Source data:
____________
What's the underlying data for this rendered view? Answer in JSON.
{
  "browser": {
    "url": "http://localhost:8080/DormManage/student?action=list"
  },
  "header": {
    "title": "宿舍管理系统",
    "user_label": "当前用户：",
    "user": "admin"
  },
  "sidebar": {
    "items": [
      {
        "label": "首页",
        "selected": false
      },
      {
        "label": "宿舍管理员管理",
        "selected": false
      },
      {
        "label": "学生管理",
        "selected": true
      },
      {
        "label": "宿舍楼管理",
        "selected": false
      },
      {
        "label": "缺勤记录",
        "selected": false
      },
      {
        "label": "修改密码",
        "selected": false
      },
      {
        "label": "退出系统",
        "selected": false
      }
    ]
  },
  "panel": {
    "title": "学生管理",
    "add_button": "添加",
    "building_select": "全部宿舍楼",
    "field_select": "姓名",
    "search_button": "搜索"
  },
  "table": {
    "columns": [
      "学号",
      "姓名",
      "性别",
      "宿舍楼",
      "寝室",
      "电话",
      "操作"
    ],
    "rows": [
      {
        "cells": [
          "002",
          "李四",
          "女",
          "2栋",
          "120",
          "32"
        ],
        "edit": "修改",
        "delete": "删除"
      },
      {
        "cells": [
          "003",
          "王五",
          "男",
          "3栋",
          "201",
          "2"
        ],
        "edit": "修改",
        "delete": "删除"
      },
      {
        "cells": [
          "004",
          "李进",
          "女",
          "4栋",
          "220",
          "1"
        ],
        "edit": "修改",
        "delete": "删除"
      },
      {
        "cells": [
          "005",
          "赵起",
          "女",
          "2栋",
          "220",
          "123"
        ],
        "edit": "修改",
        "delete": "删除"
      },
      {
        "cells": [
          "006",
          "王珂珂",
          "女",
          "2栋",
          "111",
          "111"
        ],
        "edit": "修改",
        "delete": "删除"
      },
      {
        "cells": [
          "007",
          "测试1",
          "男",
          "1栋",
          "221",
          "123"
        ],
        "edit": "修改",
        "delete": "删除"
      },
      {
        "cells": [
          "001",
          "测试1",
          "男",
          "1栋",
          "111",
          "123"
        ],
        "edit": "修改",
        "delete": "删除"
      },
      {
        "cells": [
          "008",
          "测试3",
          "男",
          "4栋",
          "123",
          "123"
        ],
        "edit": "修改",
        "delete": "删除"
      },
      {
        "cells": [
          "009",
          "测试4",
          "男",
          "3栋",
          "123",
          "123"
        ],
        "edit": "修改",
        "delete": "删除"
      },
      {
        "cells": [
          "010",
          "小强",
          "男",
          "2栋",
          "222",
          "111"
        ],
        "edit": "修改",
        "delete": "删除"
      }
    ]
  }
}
____________
**WRITTEN TASK:** Extract the listing in its entirety, matching it exactly.

**OUTPUT:**
What's the underlying data for this rendered view? Answer in JSON.
{
  "browser": {
    "url": "http://localhost:8080/DormManage/student?action=list"
  },
  "header": {
    "title": "宿舍管理系统",
    "user_label": "当前用户：",
    "user": "admin"
  },
  "sidebar": {
    "items": [
      {
        "label": "首页",
        "selected": false
      },
      {
        "label": "宿舍管理员管理",
        "selected": false
      },
      {
        "label": "学生管理",
        "selected": true
      },
      {
        "label": "宿舍楼管理",
        "selected": false
      },
      {
        "label": "缺勤记录",
        "selected": false
      },
      {
        "label": "修改密码",
        "selected": false
      },
      {
        "label": "退出系统",
        "selected": false
      }
    ]
  },
  "panel": {
    "title": "学生管理",
    "add_button": "添加",
    "building_select": "全部宿舍楼",
    "field_select": "姓名",
    "search_button": "搜索"
  },
  "table": {
    "columns": [
      "学号",
      "姓名",
      "性别",
      "宿舍楼",
      "寝室",
      "电话",
      "操作"
    ],
    "rows": [
      {
        "cells": [
          "002",
          "李四",
          "女",
          "2栋",
          "120",
          "32"
        ],
        "edit": "修改",
        "delete": "删除"
      },
      {
        "cells": [
          "003",
          "王五",
          "男",
          "3栋",
          "201",
          "2"
        ],
        "edit": "修改",
        "delete": "删除"
      },
      {
        "cells": [
          "004",
          "李进",
          "女",
          "4栋",
          "220",
          "1"
        ],
        "edit": "修改",
        "delete": "删除"
      },
      {
        "cells": [
          "005",
          "赵起",
          "女",
          "2栋",
          "220",
          "123"
        ],
        "edit": "修改",
        "delete": "删除"
      },
      {
        "cells": [
          "006",
          "王珂珂",
          "女",
          "2栋",
          "111",
          "111"
        ],
        "edit": "修改",
        "delete": "删除"
      },
      {
        "cells": [
          "007",
          "测试1",
          "男",
          "1栋",
          "221",
          "123"
        ],
        "edit": "修改",
        "delete": "删除"
      },
      {
        "cells": [
          "001",
          "测试1",
          "男",
          "1栋",
          "111",
          "123"
        ],
        "edit": "修改",
        "delete": "删除"
      },
      {
        "cells": [
          "008",
          "测试3",
          "男",
          "4栋",
          "123",
          "123"
        ],
        "edit": "修改",
        "delete": "删除"
      },
      {
        "cells": [
          "009",
          "测试4",
          "男",
          "3栋",
          "123",
          "123"
        ],
        "edit": "修改",
        "delete": "删除"
      },
      {
        "cells": [
          "010",
          "小强",
          "男",
          "2栋",
          "222",
          "111"
        ],
        "edit": "修改",
        "delete": "删除"
      }
    ]
  }
}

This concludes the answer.